### Records for the exercise
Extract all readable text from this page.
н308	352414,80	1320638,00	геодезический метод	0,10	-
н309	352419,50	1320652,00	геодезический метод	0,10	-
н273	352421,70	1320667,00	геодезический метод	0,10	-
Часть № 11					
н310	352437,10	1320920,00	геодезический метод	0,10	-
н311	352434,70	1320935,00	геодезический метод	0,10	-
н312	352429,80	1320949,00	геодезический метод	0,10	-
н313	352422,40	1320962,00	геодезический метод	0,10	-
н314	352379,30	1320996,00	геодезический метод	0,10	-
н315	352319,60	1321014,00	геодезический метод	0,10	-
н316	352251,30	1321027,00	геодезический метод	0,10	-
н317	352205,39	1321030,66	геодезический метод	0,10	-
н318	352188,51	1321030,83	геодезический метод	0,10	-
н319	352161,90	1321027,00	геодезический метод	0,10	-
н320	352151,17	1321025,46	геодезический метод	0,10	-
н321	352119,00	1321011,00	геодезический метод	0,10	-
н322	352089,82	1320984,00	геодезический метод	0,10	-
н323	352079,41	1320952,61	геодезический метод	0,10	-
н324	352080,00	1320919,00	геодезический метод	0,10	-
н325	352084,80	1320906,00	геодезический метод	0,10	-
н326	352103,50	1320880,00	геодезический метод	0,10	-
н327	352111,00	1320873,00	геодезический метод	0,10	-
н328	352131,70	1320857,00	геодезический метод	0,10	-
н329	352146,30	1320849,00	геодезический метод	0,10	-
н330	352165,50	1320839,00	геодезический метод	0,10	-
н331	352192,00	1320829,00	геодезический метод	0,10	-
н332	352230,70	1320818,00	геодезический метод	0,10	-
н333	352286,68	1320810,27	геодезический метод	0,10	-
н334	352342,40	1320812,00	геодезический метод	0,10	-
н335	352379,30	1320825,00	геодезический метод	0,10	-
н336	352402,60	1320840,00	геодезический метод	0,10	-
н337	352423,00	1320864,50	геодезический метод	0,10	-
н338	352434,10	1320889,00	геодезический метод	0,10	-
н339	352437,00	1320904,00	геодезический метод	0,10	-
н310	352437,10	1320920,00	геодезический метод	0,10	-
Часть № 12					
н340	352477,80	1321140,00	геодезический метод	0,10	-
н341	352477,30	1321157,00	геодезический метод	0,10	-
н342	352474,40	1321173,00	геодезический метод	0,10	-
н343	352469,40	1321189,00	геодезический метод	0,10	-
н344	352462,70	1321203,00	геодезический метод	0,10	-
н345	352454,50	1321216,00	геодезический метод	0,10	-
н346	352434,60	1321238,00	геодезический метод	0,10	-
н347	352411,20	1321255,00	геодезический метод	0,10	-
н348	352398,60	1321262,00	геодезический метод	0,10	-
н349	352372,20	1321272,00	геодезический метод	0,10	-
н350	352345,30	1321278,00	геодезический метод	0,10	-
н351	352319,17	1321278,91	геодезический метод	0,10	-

### Direction
Reproduce the entire listing word for word.

### Result below
Extract all readable text from this page.
н308	352414,80	1320638,00	геодезический метод	0,10	-
н309	352419,50	1320652,00	геодезический метод	0,10	-
н273	352421,70	1320667,00	геодезический метод	0,10	-
Часть № 11					
н310	352437,10	1320920,00	геодезический метод	0,10	-
н311	352434,70	1320935,00	геодезический метод	0,10	-
н312	352429,80	1320949,00	геодезический метод	0,10	-
н313	352422,40	1320962,00	геодезический метод	0,10	-
н314	352379,30	1320996,00	геодезический метод	0,10	-
н315	352319,60	1321014,00	геодезический метод	0,10	-
н316	352251,30	1321027,00	геодезический метод	0,10	-
н317	352205,39	1321030,66	геодезический метод	0,10	-
н318	352188,51	1321030,83	геодезический метод	0,10	-
н319	352161,90	1321027,00	геодезический метод	0,10	-
н320	352151,17	1321025,46	геодезический метод	0,10	-
н321	352119,00	1321011,00	геодезический метод	0,10	-
н322	352089,82	1320984,00	геодезический метод	0,10	-
н323	352079,41	1320952,61	геодезический метод	0,10	-
н324	352080,00	1320919,00	геодезический метод	0,10	-
н325	352084,80	1320906,00	геодезический метод	0,10	-
н326	352103,50	1320880,00	геодезический метод	0,10	-
н327	352111,00	1320873,00	геодезический метод	0,10	-
н328	352131,70	1320857,00	геодезический метод	0,10	-
н329	352146,30	1320849,00	геодезический метод	0,10	-
н330	352165,50	1320839,00	геодезический метод	0,10	-
н331	352192,00	1320829,00	геодезический метод	0,10	-
н332	352230,70	1320818,00	геодезический метод	0,10	-
н333	352286,68	1320810,27	геодезический метод	0,10	-
н334	352342,40	1320812,00	геодезический метод	0,10	-
н335	352379,30	1320825,00	геодезический метод	0,10	-
н336	352402,60	1320840,00	геодезический метод	0,10	-
н337	352423,00	1320864,50	геодезический метод	0,10	-
н338	352434,10	1320889,00	геодезический метод	0,10	-
н339	352437,00	1320904,00	геодезический метод	0,10	-
н310	352437,10	1320920,00	геодезический метод	0,10	-
Часть № 12					
н340	352477,80	1321140,00	геодезический метод	0,10	-
н341	352477,30	1321157,00	геодезический метод	0,10	-
н342	352474,40	1321173,00	геодезический метод	0,10	-
н343	352469,40	1321189,00	геодезический метод	0,10	-
н344	352462,70	1321203,00	геодезический метод	0,10	-
н345	352454,50	1321216,00	геодезический метод	0,10	-
н346	352434,60	1321238,00	геодезический метод	0,10	-
н347	352411,20	1321255,00	геодезический метод	0,10	-
н348	352398,60	1321262,00	геодезический метод	0,10	-
н349	352372,20	1321272,00	геодезический метод	0,10	-
н350	352345,30	1321278,00	геодезический метод	0,10	-
н351	352319,17	1321278,91	геодезический метод	0,10	-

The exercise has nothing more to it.